What you are asked to do
Report every line in the listing below where the string "Valentine" shows up.

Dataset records

========

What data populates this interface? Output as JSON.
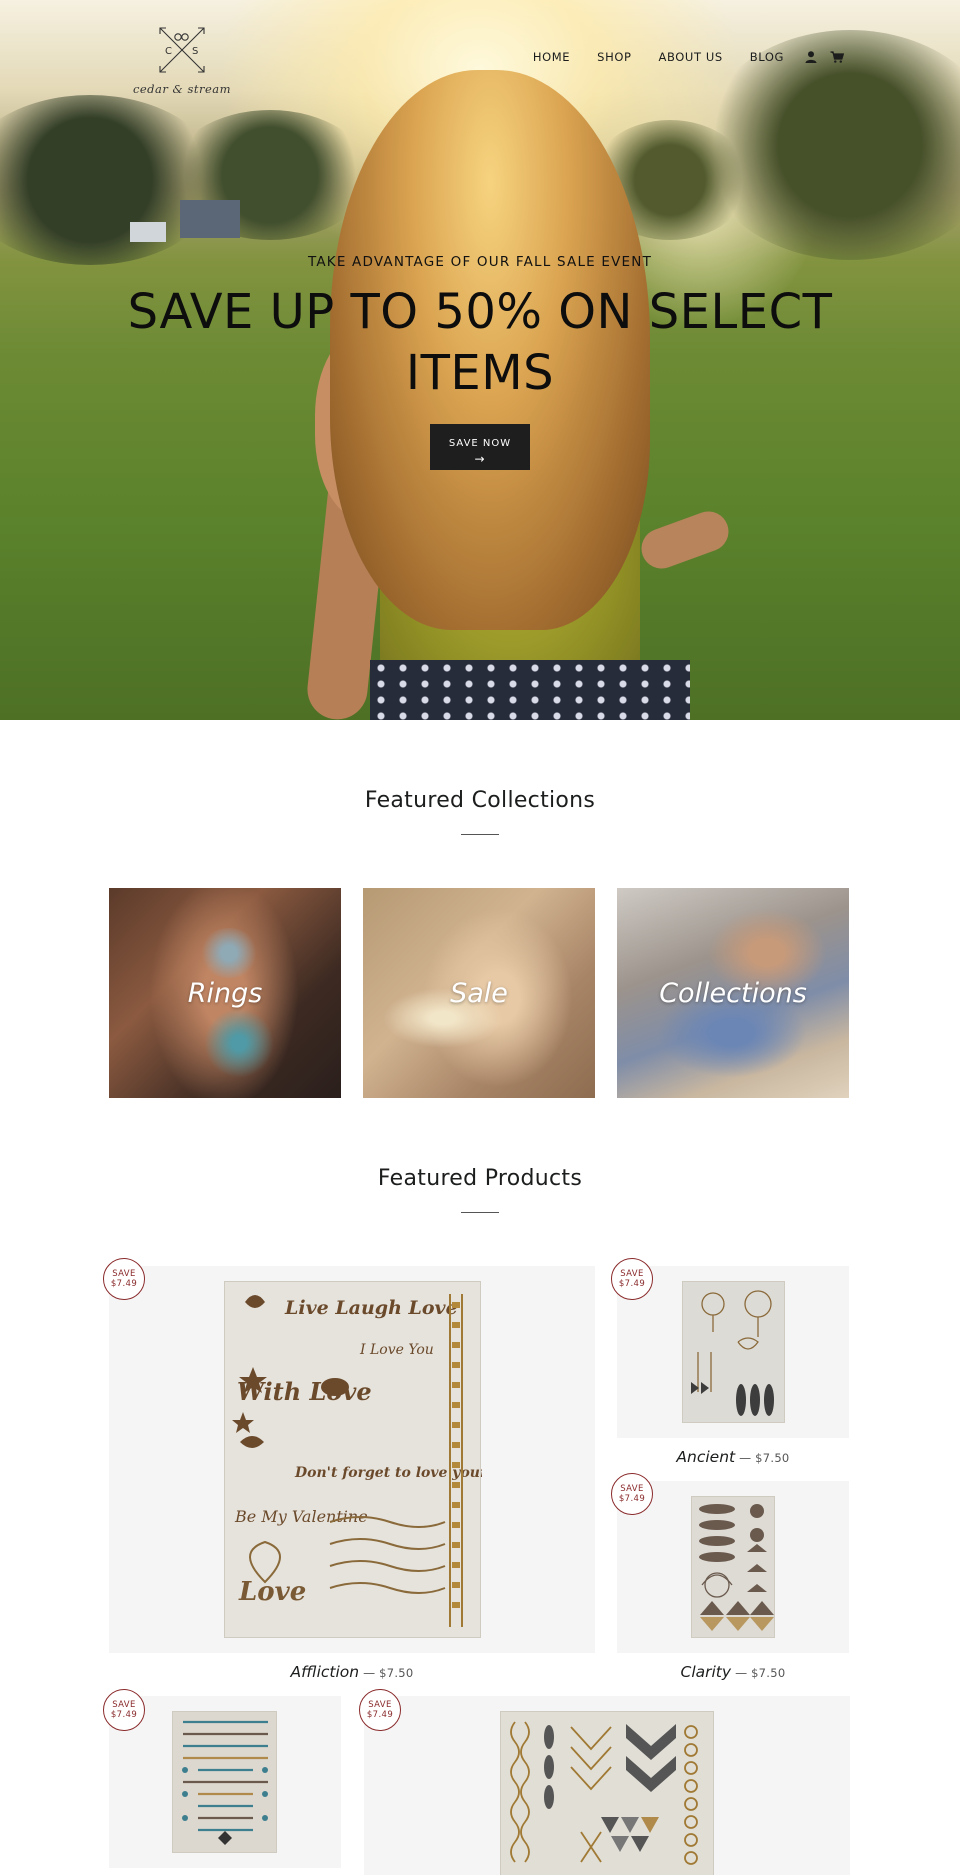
{
  "brand": {
    "name": "cedar & stream",
    "initials": [
      "C",
      "S"
    ]
  },
  "nav": {
    "items": [
      "HOME",
      "SHOP",
      "ABOUT US",
      "BLOG"
    ],
    "account_icon": "user-icon",
    "cart_icon": "cart-icon"
  },
  "hero": {
    "subtitle": "TAKE ADVANTAGE OF OUR FALL SALE EVENT",
    "title": "SAVE UP TO 50% ON SELECT ITEMS",
    "button_label": "SAVE NOW",
    "button_arrow": "→"
  },
  "featured_collections": {
    "title": "Featured Collections",
    "items": [
      {
        "label": "Rings"
      },
      {
        "label": "Sale"
      },
      {
        "label": "Collections"
      }
    ]
  },
  "featured_products": {
    "title": "Featured Products",
    "badge_save": "SAVE",
    "items": [
      {
        "name": "Affliction",
        "price": "$7.50",
        "badge": "$7.49"
      },
      {
        "name": "Ancient",
        "price": "$7.50",
        "badge": "$7.49"
      },
      {
        "name": "Clarity",
        "price": "$7.50",
        "badge": "$7.49"
      },
      {
        "badge": "$7.49"
      },
      {
        "badge": "$7.49"
      }
    ],
    "separator": "—"
  },
  "tattoo_sheet_text": {
    "line1": "Live Laugh Love",
    "line2": "I Love You",
    "line3": "With Love",
    "line4": "Be my Valentine",
    "line5": "Don't forget to love yourself",
    "line6": "Be My Valentine",
    "line7": "Love"
  },
  "colors": {
    "badge": "#8a2a2b",
    "button": "#1e1e1e",
    "product_bg": "#f5f5f5"
  }
}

========

Written answer
    "line4": "Be my Valentine",
    "line6": "Be My Valentine",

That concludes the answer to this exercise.